What you need to do
Below is a block of records; repeat each one exactly.

Extracted entries

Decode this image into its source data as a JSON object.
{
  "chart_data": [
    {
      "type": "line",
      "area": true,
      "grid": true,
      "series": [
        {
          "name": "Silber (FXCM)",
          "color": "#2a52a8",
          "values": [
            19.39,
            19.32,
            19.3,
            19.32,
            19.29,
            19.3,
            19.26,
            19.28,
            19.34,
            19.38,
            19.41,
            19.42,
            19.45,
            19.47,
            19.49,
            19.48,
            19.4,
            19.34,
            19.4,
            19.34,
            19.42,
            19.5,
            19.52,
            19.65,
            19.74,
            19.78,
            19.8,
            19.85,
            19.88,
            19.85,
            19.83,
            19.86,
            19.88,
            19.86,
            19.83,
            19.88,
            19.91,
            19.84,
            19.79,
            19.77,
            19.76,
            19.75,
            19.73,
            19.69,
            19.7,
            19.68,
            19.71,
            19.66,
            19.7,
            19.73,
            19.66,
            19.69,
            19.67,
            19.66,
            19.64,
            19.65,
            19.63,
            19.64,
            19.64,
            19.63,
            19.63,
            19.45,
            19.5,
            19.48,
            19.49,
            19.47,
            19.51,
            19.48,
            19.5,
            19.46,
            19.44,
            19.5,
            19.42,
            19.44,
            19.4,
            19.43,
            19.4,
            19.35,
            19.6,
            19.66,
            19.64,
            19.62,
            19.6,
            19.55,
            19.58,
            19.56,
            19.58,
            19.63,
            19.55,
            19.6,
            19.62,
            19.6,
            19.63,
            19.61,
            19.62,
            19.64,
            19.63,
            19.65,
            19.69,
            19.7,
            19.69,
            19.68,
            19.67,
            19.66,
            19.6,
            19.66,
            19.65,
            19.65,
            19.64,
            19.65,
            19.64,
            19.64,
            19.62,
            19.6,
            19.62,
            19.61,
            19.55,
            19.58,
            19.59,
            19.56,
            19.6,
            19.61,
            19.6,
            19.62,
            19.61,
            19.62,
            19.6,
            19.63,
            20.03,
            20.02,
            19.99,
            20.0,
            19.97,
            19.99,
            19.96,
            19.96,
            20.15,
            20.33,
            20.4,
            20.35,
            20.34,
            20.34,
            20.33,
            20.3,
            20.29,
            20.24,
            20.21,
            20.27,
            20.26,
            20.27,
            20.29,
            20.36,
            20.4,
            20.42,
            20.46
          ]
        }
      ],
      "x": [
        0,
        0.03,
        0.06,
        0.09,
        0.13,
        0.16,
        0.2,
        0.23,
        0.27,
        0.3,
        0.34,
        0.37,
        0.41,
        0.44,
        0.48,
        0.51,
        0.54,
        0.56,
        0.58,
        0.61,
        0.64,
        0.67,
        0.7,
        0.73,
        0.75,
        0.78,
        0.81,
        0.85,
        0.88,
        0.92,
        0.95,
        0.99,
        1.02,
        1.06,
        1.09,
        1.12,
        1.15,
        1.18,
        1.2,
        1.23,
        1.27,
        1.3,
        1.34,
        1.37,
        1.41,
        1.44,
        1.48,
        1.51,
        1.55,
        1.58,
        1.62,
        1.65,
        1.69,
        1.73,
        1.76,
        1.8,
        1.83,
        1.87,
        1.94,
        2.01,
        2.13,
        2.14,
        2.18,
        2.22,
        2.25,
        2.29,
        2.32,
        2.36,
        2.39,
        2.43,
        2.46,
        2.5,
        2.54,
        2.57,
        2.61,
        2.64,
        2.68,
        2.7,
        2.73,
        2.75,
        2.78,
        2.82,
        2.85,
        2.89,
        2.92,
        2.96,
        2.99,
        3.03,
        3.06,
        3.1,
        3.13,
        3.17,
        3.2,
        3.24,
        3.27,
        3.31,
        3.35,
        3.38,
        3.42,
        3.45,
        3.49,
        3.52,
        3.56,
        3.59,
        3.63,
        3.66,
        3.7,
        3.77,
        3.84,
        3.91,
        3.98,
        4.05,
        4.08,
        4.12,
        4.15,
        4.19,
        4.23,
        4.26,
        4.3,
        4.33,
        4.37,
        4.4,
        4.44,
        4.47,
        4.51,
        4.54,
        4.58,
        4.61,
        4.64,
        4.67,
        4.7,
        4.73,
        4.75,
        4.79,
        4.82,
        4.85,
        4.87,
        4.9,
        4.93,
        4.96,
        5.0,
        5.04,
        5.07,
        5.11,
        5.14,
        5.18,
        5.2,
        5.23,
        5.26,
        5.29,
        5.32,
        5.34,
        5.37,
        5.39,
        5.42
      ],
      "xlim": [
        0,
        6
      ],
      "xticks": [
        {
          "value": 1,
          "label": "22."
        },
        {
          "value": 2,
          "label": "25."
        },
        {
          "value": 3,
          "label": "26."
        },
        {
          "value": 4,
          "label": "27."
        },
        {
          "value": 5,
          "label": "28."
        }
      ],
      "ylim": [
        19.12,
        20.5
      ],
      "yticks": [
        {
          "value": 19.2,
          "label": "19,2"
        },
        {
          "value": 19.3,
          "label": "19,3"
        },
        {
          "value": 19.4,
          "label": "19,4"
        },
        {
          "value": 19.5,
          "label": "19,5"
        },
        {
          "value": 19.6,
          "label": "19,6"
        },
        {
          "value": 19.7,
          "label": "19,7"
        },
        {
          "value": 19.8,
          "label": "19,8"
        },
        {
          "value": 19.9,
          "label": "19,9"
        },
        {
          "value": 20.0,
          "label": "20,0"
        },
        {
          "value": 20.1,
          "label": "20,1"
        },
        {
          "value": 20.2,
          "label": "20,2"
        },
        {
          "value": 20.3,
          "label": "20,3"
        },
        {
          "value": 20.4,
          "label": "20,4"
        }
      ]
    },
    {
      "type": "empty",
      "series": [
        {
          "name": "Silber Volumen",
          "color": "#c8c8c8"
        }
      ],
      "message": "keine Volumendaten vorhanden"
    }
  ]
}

Exercise response
Decode this image into its source data as a JSON object.
{
  "chart_data": [
    {
      "type": "line",
      "area": true,
      "grid": true,
      "series": [
        {
          "name": "Silber (FXCM)",
          "color": "#2a52a8",
          "values": [
            19.39,
            19.32,
            19.3,
            19.32,
            19.29,
            19.3,
            19.26,
            19.28,
            19.34,
            19.38,
            19.41,
            19.42,
            19.45,
            19.47,
            19.49,
            19.48,
            19.4,
            19.34,
            19.4,
            19.34,
            19.42,
            19.5,
            19.52,
            19.65,
            19.74,
            19.78,
            19.8,
            19.85,
            19.88,
            19.85,
            19.83,
            19.86,
            19.88,
            19.86,
            19.83,
            19.88,
            19.91,
            19.84,
            19.79,
            19.77,
            19.76,
            19.75,
            19.73,
            19.69,
            19.7,
            19.68,
            19.71,
            19.66,
            19.7,
            19.73,
            19.66,
            19.69,
            19.67,
            19.66,
            19.64,
            19.65,
            19.63,
            19.64,
            19.64,
            19.63,
            19.63,
            19.45,
            19.5,
            19.48,
            19.49,
            19.47,
            19.51,
            19.48,
            19.5,
            19.46,
            19.44,
            19.5,
            19.42,
            19.44,
            19.4,
            19.43,
            19.4,
            19.35,
            19.6,
            19.66,
            19.64,
            19.62,
            19.6,
            19.55,
            19.58,
            19.56,
            19.58,
            19.63,
            19.55,
            19.6,
            19.62,
            19.6,
            19.63,
            19.61,
            19.62,
            19.64,
            19.63,
            19.65,
            19.69,
            19.7,
            19.69,
            19.68,
            19.67,
            19.66,
            19.6,
            19.66,
            19.65,
            19.65,
            19.64,
            19.65,
            19.64,
            19.64,
            19.62,
            19.6,
            19.62,
            19.61,
            19.55,
            19.58,
            19.59,
            19.56,
            19.6,
            19.61,
            19.6,
            19.62,
            19.61,
            19.62,
            19.6,
            19.63,
            20.03,
            20.02,
            19.99,
            20.0,
            19.97,
            19.99,
            19.96,
            19.96,
            20.15,
            20.33,
            20.4,
            20.35,
            20.34,
            20.34,
            20.33,
            20.3,
            20.29,
            20.24,
            20.21,
            20.27,
            20.26,
            20.27,
            20.29,
            20.36,
            20.4,
            20.42,
            20.46
          ]
        }
      ],
      "x": [
        0,
        0.03,
        0.06,
        0.09,
        0.13,
        0.16,
        0.2,
        0.23,
        0.27,
        0.3,
        0.34,
        0.37,
        0.41,
        0.44,
        0.48,
        0.51,
        0.54,
        0.56,
        0.58,
        0.61,
        0.64,
        0.67,
        0.7,
        0.73,
        0.75,
        0.78,
        0.81,
        0.85,
        0.88,
        0.92,
        0.95,
        0.99,
        1.02,
        1.06,
        1.09,
        1.12,
        1.15,
        1.18,
        1.2,
        1.23,
        1.27,
        1.3,
        1.34,
        1.37,
        1.41,
        1.44,
        1.48,
        1.51,
        1.55,
        1.58,
        1.62,
        1.65,
        1.69,
        1.73,
        1.76,
        1.8,
        1.83,
        1.87,
        1.94,
        2.01,
        2.13,
        2.14,
        2.18,
        2.22,
        2.25,
        2.29,
        2.32,
        2.36,
        2.39,
        2.43,
        2.46,
        2.5,
        2.54,
        2.57,
        2.61,
        2.64,
        2.68,
        2.7,
        2.73,
        2.75,
        2.78,
        2.82,
        2.85,
        2.89,
        2.92,
        2.96,
        2.99,
        3.03,
        3.06,
        3.1,
        3.13,
        3.17,
        3.2,
        3.24,
        3.27,
        3.31,
        3.35,
        3.38,
        3.42,
        3.45,
        3.49,
        3.52,
        3.56,
        3.59,
        3.63,
        3.66,
        3.7,
        3.77,
        3.84,
        3.91,
        3.98,
        4.05,
        4.08,
        4.12,
        4.15,
        4.19,
        4.23,
        4.26,
        4.3,
        4.33,
        4.37,
        4.4,
        4.44,
        4.47,
        4.51,
        4.54,
        4.58,
        4.61,
        4.64,
        4.67,
        4.7,
        4.73,
        4.75,
        4.79,
        4.82,
        4.85,
        4.87,
        4.9,
        4.93,
        4.96,
        5.0,
        5.04,
        5.07,
        5.11,
        5.14,
        5.18,
        5.2,
        5.23,
        5.26,
        5.29,
        5.32,
        5.34,
        5.37,
        5.39,
        5.42
      ],
      "xlim": [
        0,
        6
      ],
      "xticks": [
        {
          "value": 1,
          "label": "22."
        },
        {
          "value": 2,
          "label": "25."
        },
        {
          "value": 3,
          "label": "26."
        },
        {
          "value": 4,
          "label": "27."
        },
        {
          "value": 5,
          "label": "28."
        }
      ],
      "ylim": [
        19.12,
        20.5
      ],
      "yticks": [
        {
          "value": 19.2,
          "label": "19,2"
        },
        {
          "value": 19.3,
          "label": "19,3"
        },
        {
          "value": 19.4,
          "label": "19,4"
        },
        {
          "value": 19.5,
          "label": "19,5"
        },
        {
          "value": 19.6,
          "label": "19,6"
        },
        {
          "value": 19.7,
          "label": "19,7"
        },
        {
          "value": 19.8,
          "label": "19,8"
        },
        {
          "value": 19.9,
          "label": "19,9"
        },
        {
          "value": 20.0,
          "label": "20,0"
        },
        {
          "value": 20.1,
          "label": "20,1"
        },
        {
          "value": 20.2,
          "label": "20,2"
        },
        {
          "value": 20.3,
          "label": "20,3"
        },
        {
          "value": 20.4,
          "label": "20,4"
        }
      ]
    },
    {
      "type": "empty",
      "series": [
        {
          "name": "Silber Volumen",
          "color": "#c8c8c8"
        }
      ],
      "message": "keine Volumendaten vorhanden"
    }
  ]
}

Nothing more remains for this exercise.